## Aim
Nothing in the data should change when you return it, but leave the pictures out.

## Supplied material
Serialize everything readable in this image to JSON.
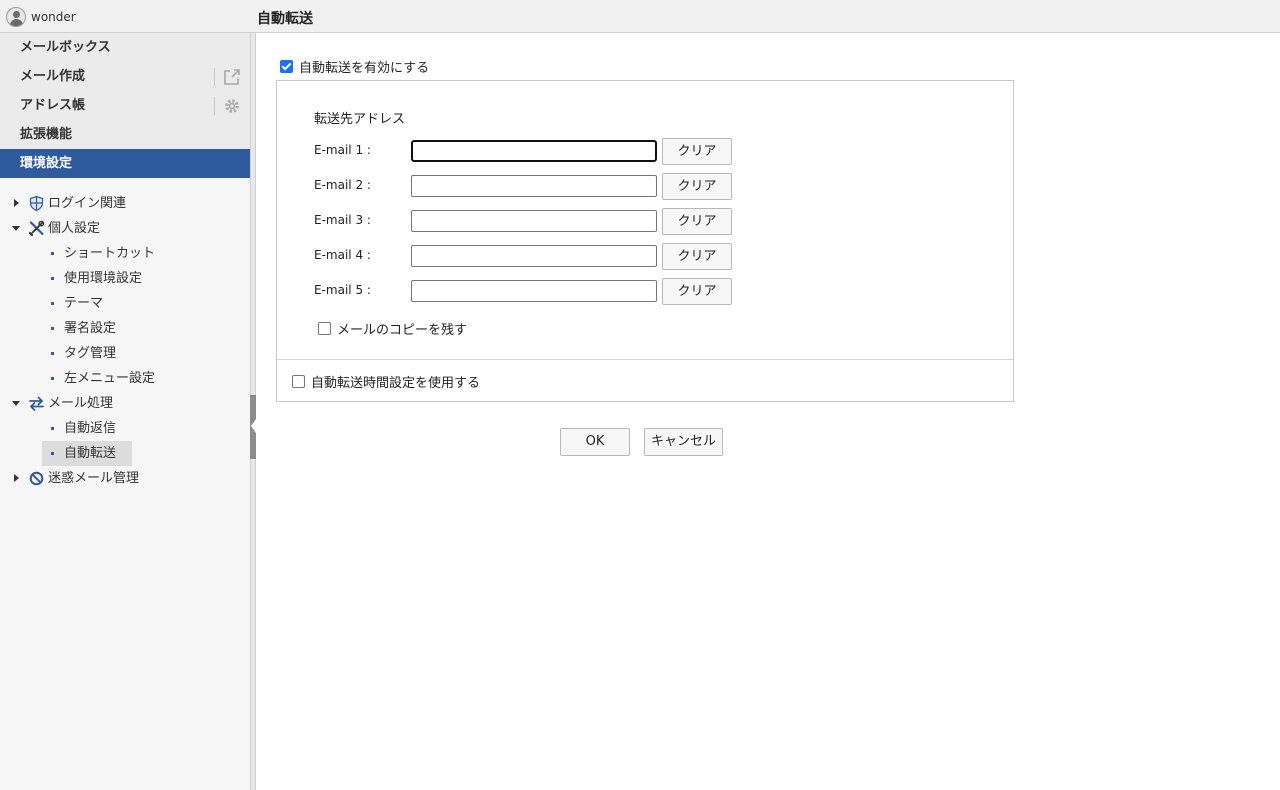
{
  "header": {
    "username": "wonder",
    "page_title": "自動転送"
  },
  "menu": {
    "items": [
      {
        "label": "メールボックス",
        "active": false
      },
      {
        "label": "メール作成",
        "active": false,
        "icon": "external-link-icon"
      },
      {
        "label": "アドレス帳",
        "active": false,
        "icon": "gear-icon"
      },
      {
        "label": "拡張機能",
        "active": false
      },
      {
        "label": "環境設定",
        "active": true
      }
    ]
  },
  "tree": {
    "login": {
      "label": "ログイン関連",
      "icon": "shield-icon",
      "expanded": false
    },
    "personal": {
      "label": "個人設定",
      "icon": "tools-icon",
      "expanded": true,
      "children": [
        "ショートカット",
        "使用環境設定",
        "テーマ",
        "署名設定",
        "タグ管理",
        "左メニュー設定"
      ]
    },
    "mail": {
      "label": "メール処理",
      "icon": "swap-arrows-icon",
      "expanded": true,
      "children": [
        "自動返信",
        "自動転送"
      ],
      "selected": "自動転送"
    },
    "spam": {
      "label": "迷惑メール管理",
      "icon": "block-icon",
      "expanded": false
    }
  },
  "form": {
    "enable_label": "自動転送を有効にする",
    "enable_checked": true,
    "section_label": "転送先アドレス",
    "emails": [
      {
        "label": "E-mail 1 :",
        "value": ""
      },
      {
        "label": "E-mail 2 :",
        "value": ""
      },
      {
        "label": "E-mail 3 :",
        "value": ""
      },
      {
        "label": "E-mail 4 :",
        "value": ""
      },
      {
        "label": "E-mail 5 :",
        "value": ""
      }
    ],
    "clear_label": "クリア",
    "keep_copy_label": "メールのコピーを残す",
    "keep_copy_checked": false,
    "schedule_label": "自動転送時間設定を使用する",
    "schedule_checked": false
  },
  "actions": {
    "ok_label": "OK",
    "cancel_label": "キャンセル"
  },
  "colors": {
    "accent": "#2f5a9e",
    "checkbox": "#1a73e8"
  }
}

## Exercise response
Serialize everything readable in this image to JSON.
{
  "header": {
    "username": "wonder",
    "page_title": "自動転送"
  },
  "menu": {
    "items": [
      {
        "label": "メールボックス",
        "active": false
      },
      {
        "label": "メール作成",
        "active": false,
        "icon": "external-link-icon"
      },
      {
        "label": "アドレス帳",
        "active": false,
        "icon": "gear-icon"
      },
      {
        "label": "拡張機能",
        "active": false
      },
      {
        "label": "環境設定",
        "active": true
      }
    ]
  },
  "tree": {
    "login": {
      "label": "ログイン関連",
      "icon": "shield-icon",
      "expanded": false
    },
    "personal": {
      "label": "個人設定",
      "icon": "tools-icon",
      "expanded": true,
      "children": [
        "ショートカット",
        "使用環境設定",
        "テーマ",
        "署名設定",
        "タグ管理",
        "左メニュー設定"
      ]
    },
    "mail": {
      "label": "メール処理",
      "icon": "swap-arrows-icon",
      "expanded": true,
      "children": [
        "自動返信",
        "自動転送"
      ],
      "selected": "自動転送"
    },
    "spam": {
      "label": "迷惑メール管理",
      "icon": "block-icon",
      "expanded": false
    }
  },
  "form": {
    "enable_label": "自動転送を有効にする",
    "enable_checked": true,
    "section_label": "転送先アドレス",
    "emails": [
      {
        "label": "E-mail 1 :",
        "value": ""
      },
      {
        "label": "E-mail 2 :",
        "value": ""
      },
      {
        "label": "E-mail 3 :",
        "value": ""
      },
      {
        "label": "E-mail 4 :",
        "value": ""
      },
      {
        "label": "E-mail 5 :",
        "value": ""
      }
    ],
    "clear_label": "クリア",
    "keep_copy_label": "メールのコピーを残す",
    "keep_copy_checked": false,
    "schedule_label": "自動転送時間設定を使用する",
    "schedule_checked": false
  },
  "actions": {
    "ok_label": "OK",
    "cancel_label": "キャンセル"
  },
  "colors": {
    "accent": "#2f5a9e",
    "checkbox": "#1a73e8"
  }
}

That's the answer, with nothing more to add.